TEXTE D'ÉTUDE:
»»

Frédégonde de Guiraud et Saint-Saëns
Depuis bien longtemps attendue, et avec une curiosité sympathique, la dernière partition du regretté et grand musicien Guiraud, l’auteur de Madame Turlupin, de Kobold, de Piccolino, à qui la mort ne permit point de nous donner toute la mesure de son grand talent ni même de terminer cette œuvre qu’il préparait avec tant d’amour, vient, complétée, parachevée avec un soin pieux par M. Camille Saint-Saëns, d’être exécutée au Théâtre National de l’Opéra.
Lorsque Guiraud demanda à M. Louis Gallet de lui composer un poème sur l’histoire très dramatique et touchante des amours de la reine Brunhilda et du prince Mérowig, le célèbre librettiste se trouva fort embarrassé. Il venait précisément de terminer, d’après les Récits Mérovingiens d’Augustin Thierry, le scénario d’un drame lyrique qu’il avait soumis à M. Camille Saint-Saëns et que celui-ci avait agréé avec enthousiasme.
En 1889, M. Louis Gallet obtint de M. Saint-Saëns qu’il cédât à M. Guiraud, qu’il tenait en grande estime, ce poème qu’il désirait avec tant d’ardeur.
Le pauvre Guiraud n’eut le temps que de composer la musique des deux premiers tableaux et de commencer celle du troisième.
A la fin de 1891, en décembre, il écrivait à M. Gallet : « Demain jeudi je vous ferai entendre l’entrée et les paroles paternelles de Prétextat, et j’espère que vous ne trouverez pas ce bon évêque trop indigne de l’estime en laquelle le tient notre sainte Église ».
C’est par la mort foudroyante du Maître que fut interrompu son travail.
M. Gallet demanda à M. Saint-Saëns de terminer l’œuvre de son grand ami et M. Saint-Saëns répondit : « Guiraud s’est trop souvent dévoué pour moi pour que je ne saisisse pas l’occasion de lui rendre la pareille autant que je le puis. »
Frédégonde fut achevée en deux ans, au cours des innombrables voyages que M. Camille Saint-Saëns ne cesse de faire à travers le monde. Répétée depuis plusieurs mois, elle a fait sa première apparition samedi dernier dans une solennelle répétition générale transformée, dans un but charitable, en une soirée de gala au profit des blessés de Madagascar et des pauvres de Paris.

««

LISTING RASSEMBLÉ:
»»

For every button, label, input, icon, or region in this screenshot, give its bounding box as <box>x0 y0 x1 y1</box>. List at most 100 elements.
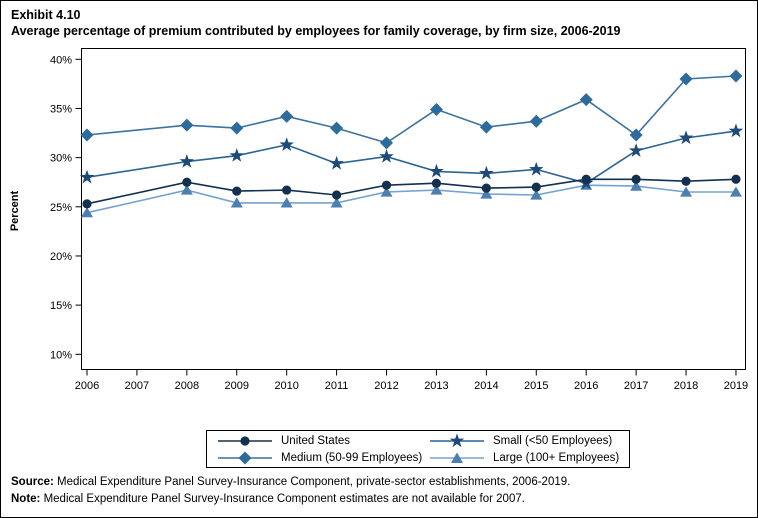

««

SÉRIE D'EXERCICES:
1 - D'après le texte sur Frédégonde, pour quelle raison Saint-Saëns accepta-t-il d'achever l'œuvre laissée inachevée par Guiraud ? Répondez en une à trois phrases.
2 - Rédigez la suite du texte sur Frédégonde à partir de sa dernière phrase.
Le listing ne sert pas à la réalisation de ces exercices.

CORRIGÉ DÉTAILLÉ:
1 - Saint-Saëns accepta parce que Guiraud s'était trop souvent dévoué pour lui. Il voulait saisir l'occasion de lui rendre la pareille autant qu'il le pouvait.

2 -
Le premier acte de Frédégonde se passe à Paris, dans l’ancien palais des Thermes de Julien. Brunhilda, entourée des leudes d’Austrasie, des seigneurs goths, des nobles romains qui l’ont choisie pour reine, écoute un délicieux madrigal dédié à sa radieuse beauté par le doux poète Fortunatus. C’est une des pages les plus exquises de la partition, une mélodie gracieuse et douce, soulignée par un accompagnement discret et savant qui a produit une profonde sensation.
Au moment où Fortunatus vient d’affirmer à la reine que Sigoald tient prisonniers à Tournai, ses deux cruels ennemis, Hilpérick et Frédégonde, après que Brunhilda nous a rappelé avec colère le meurtre de sa sœur assassinée par le roi de Neustrie soumis aux cruels caprices de l’impure Frédégonde, une rumeur se fait entendre...
Sigoald a trahi Brunhilda et les Neuslriens ont envahi Paris.
Hilpérick et Frédégonde, entourés de guerriers pénètrent dans le palais et le roi dicte à Brunhilda ses volontés formelles : il la dépouille du pouvoir royal et l’envoie à Rouen où elle achèvera sa vie dans un cloître... Il l’oblige aussi à remettre à Frédégonde le diadème qui orne ses cheveux, puis il ordonne à son propre fils Mérowig de conduire au couvent de Rouen la reine prisonnière.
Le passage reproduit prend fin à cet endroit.